**Task statement:** Swap "legend-entry-part" for "legend-entry-segment" wherever it occurs in the entries below, and reproduce all of the entries with nothing else altered.

[Item position entries]

------------------------

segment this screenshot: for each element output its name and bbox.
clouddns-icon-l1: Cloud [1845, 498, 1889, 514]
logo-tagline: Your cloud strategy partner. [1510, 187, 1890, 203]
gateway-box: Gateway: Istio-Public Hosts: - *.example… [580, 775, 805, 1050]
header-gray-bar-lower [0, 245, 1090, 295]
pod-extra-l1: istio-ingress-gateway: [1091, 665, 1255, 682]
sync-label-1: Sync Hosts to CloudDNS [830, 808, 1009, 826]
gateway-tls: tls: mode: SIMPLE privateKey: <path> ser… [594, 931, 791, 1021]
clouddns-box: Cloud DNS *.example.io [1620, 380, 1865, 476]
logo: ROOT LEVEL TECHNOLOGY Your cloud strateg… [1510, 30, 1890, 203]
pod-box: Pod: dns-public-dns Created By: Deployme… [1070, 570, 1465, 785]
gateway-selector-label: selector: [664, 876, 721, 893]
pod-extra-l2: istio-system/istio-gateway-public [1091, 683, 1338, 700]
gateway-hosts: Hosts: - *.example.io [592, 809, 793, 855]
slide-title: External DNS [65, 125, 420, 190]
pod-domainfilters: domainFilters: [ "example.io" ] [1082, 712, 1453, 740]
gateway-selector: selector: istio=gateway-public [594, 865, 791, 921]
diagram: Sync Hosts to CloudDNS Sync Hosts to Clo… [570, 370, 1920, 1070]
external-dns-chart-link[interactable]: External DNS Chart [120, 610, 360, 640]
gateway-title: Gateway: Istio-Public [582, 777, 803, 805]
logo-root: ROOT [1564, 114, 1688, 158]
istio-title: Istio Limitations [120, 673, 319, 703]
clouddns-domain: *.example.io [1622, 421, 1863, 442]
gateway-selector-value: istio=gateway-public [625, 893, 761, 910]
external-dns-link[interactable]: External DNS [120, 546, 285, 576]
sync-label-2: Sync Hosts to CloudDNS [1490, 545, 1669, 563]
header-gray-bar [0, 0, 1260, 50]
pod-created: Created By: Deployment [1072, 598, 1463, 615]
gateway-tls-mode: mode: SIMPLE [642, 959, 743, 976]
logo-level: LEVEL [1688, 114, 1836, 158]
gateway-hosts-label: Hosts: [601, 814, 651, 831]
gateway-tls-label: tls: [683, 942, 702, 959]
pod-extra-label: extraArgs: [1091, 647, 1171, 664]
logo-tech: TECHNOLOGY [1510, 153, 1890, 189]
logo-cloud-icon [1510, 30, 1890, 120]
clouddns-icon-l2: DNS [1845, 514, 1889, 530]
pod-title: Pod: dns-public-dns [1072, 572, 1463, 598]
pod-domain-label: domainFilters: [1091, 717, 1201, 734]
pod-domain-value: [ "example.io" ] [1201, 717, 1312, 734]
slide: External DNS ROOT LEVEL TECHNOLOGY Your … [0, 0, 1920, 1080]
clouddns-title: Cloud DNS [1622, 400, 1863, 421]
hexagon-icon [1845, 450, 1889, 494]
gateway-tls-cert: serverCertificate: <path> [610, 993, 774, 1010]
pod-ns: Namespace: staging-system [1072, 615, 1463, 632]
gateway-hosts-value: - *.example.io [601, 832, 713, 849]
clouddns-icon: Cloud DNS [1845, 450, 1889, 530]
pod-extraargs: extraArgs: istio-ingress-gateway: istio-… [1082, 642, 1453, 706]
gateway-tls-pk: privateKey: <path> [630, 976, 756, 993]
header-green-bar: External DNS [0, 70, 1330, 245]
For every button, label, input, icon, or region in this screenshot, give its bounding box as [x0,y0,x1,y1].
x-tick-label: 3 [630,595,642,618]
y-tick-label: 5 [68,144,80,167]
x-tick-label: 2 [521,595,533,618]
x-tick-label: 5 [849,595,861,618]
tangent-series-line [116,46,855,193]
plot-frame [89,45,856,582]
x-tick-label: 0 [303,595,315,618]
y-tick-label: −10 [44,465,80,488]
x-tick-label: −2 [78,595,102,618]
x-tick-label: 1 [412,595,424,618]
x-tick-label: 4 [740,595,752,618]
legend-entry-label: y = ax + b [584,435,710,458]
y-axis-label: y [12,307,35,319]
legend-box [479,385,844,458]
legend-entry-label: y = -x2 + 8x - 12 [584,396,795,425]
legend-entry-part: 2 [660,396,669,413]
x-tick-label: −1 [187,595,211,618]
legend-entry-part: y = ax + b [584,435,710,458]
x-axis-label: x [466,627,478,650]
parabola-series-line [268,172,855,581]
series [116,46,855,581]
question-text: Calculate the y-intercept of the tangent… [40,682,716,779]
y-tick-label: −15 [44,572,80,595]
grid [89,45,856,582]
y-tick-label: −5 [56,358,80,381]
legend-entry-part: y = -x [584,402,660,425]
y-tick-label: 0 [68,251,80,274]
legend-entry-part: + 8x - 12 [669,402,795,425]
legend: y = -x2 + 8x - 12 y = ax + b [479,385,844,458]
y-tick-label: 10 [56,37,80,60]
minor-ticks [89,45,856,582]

------------------------

**Answer to this task:**
segment this screenshot: for each element output its name and bbox.
clouddns-icon-l1: Cloud [1845, 498, 1889, 514]
logo-tagline: Your cloud strategy partner. [1510, 187, 1890, 203]
gateway-box: Gateway: Istio-Public Hosts: - *.example… [580, 775, 805, 1050]
header-gray-bar-lower [0, 245, 1090, 295]
pod-extra-l1: istio-ingress-gateway: [1091, 665, 1255, 682]
sync-label-1: Sync Hosts to CloudDNS [830, 808, 1009, 826]
gateway-tls: tls: mode: SIMPLE privateKey: <path> ser… [594, 931, 791, 1021]
clouddns-box: Cloud DNS *.example.io [1620, 380, 1865, 476]
logo: ROOT LEVEL TECHNOLOGY Your cloud strateg… [1510, 30, 1890, 203]
pod-box: Pod: dns-public-dns Created By: Deployme… [1070, 570, 1465, 785]
gateway-selector-label: selector: [664, 876, 721, 893]
pod-extra-l2: istio-system/istio-gateway-public [1091, 683, 1338, 700]
gateway-hosts: Hosts: - *.example.io [592, 809, 793, 855]
slide-title: External DNS [65, 125, 420, 190]
pod-domainfilters: domainFilters: [ "example.io" ] [1082, 712, 1453, 740]
gateway-selector: selector: istio=gateway-public [594, 865, 791, 921]
diagram: Sync Hosts to CloudDNS Sync Hosts to Clo… [570, 370, 1920, 1070]
external-dns-chart-link[interactable]: External DNS Chart [120, 610, 360, 640]
gateway-title: Gateway: Istio-Public [582, 777, 803, 805]
logo-root: ROOT [1564, 114, 1688, 158]
istio-title: Istio Limitations [120, 673, 319, 703]
clouddns-domain: *.example.io [1622, 421, 1863, 442]
gateway-selector-value: istio=gateway-public [625, 893, 761, 910]
external-dns-link[interactable]: External DNS [120, 546, 285, 576]
sync-label-2: Sync Hosts to CloudDNS [1490, 545, 1669, 563]
header-gray-bar [0, 0, 1260, 50]
pod-created: Created By: Deployment [1072, 598, 1463, 615]
gateway-tls-mode: mode: SIMPLE [642, 959, 743, 976]
logo-level: LEVEL [1688, 114, 1836, 158]
gateway-hosts-label: Hosts: [601, 814, 651, 831]
gateway-tls-label: tls: [683, 942, 702, 959]
pod-extra-label: extraArgs: [1091, 647, 1171, 664]
logo-tech: TECHNOLOGY [1510, 153, 1890, 189]
logo-cloud-icon [1510, 30, 1890, 120]
clouddns-icon-l2: DNS [1845, 514, 1889, 530]
pod-title: Pod: dns-public-dns [1072, 572, 1463, 598]
pod-domain-label: domainFilters: [1091, 717, 1201, 734]
pod-domain-value: [ "example.io" ] [1201, 717, 1312, 734]
slide: External DNS ROOT LEVEL TECHNOLOGY Your … [0, 0, 1920, 1080]
clouddns-title: Cloud DNS [1622, 400, 1863, 421]
hexagon-icon [1845, 450, 1889, 494]
gateway-tls-cert: serverCertificate: <path> [610, 993, 774, 1010]
pod-ns: Namespace: staging-system [1072, 615, 1463, 632]
gateway-hosts-value: - *.example.io [601, 832, 713, 849]
clouddns-icon: Cloud DNS [1845, 450, 1889, 530]
pod-extraargs: extraArgs: istio-ingress-gateway: istio-… [1082, 642, 1453, 706]
gateway-tls-pk: privateKey: <path> [630, 976, 756, 993]
header-green-bar: External DNS [0, 70, 1330, 245]
For every button, label, input, icon, or region in this screenshot, give its bounding box as [x0,y0,x1,y1].
x-tick-label: 3 [630,595,642,618]
y-tick-label: 5 [68,144,80,167]
x-tick-label: 2 [521,595,533,618]
x-tick-label: 5 [849,595,861,618]
tangent-series-line [116,46,855,193]
plot-frame [89,45,856,582]
x-tick-label: 0 [303,595,315,618]
y-tick-label: −10 [44,465,80,488]
x-tick-label: −2 [78,595,102,618]
x-tick-label: 1 [412,595,424,618]
x-tick-label: 4 [740,595,752,618]
legend-entry-label: y = ax + b [584,435,710,458]
y-axis-label: y [12,307,35,319]
legend-box [479,385,844,458]
legend-entry-label: y = -x2 + 8x - 12 [584,396,795,425]
legend-entry-segment: 2 [660,396,669,413]
x-tick-label: −1 [187,595,211,618]
legend-entry-segment: y = ax + b [584,435,710,458]
x-axis-label: x [466,627,478,650]
parabola-series-line [268,172,855,581]
series [116,46,855,581]
question-text: Calculate the y-intercept of the tangent… [40,682,716,779]
y-tick-label: −15 [44,572,80,595]
grid [89,45,856,582]
y-tick-label: −5 [56,358,80,381]
legend-entry-segment: y = -x [584,402,660,425]
y-tick-label: 0 [68,251,80,274]
legend-entry-segment: + 8x - 12 [669,402,795,425]
legend: y = -x2 + 8x - 12 y = ax + b [479,385,844,458]
y-tick-label: 10 [56,37,80,60]
minor-ticks [89,45,856,582]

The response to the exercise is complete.